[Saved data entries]
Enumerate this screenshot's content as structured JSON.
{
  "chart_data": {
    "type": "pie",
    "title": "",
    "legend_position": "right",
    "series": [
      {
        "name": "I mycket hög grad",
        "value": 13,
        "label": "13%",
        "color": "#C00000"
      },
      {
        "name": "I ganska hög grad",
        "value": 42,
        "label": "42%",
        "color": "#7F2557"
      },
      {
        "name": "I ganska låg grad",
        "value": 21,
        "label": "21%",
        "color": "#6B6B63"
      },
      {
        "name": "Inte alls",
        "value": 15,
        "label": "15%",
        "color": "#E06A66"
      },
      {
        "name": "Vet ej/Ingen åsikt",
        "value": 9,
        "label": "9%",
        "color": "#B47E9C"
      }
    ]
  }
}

- Problem to work on:
Copy each line of the data above without altering a single character.

- Solution:
Enumerate this screenshot's content as structured JSON.
{
  "chart_data": {
    "type": "pie",
    "title": "",
    "legend_position": "right",
    "series": [
      {
        "name": "I mycket hög grad",
        "value": 13,
        "label": "13%",
        "color": "#C00000"
      },
      {
        "name": "I ganska hög grad",
        "value": 42,
        "label": "42%",
        "color": "#7F2557"
      },
      {
        "name": "I ganska låg grad",
        "value": 21,
        "label": "21%",
        "color": "#6B6B63"
      },
      {
        "name": "Inte alls",
        "value": 15,
        "label": "15%",
        "color": "#E06A66"
      },
      {
        "name": "Vet ej/Ingen åsikt",
        "value": 9,
        "label": "9%",
        "color": "#B47E9C"
      }
    ]
  }
}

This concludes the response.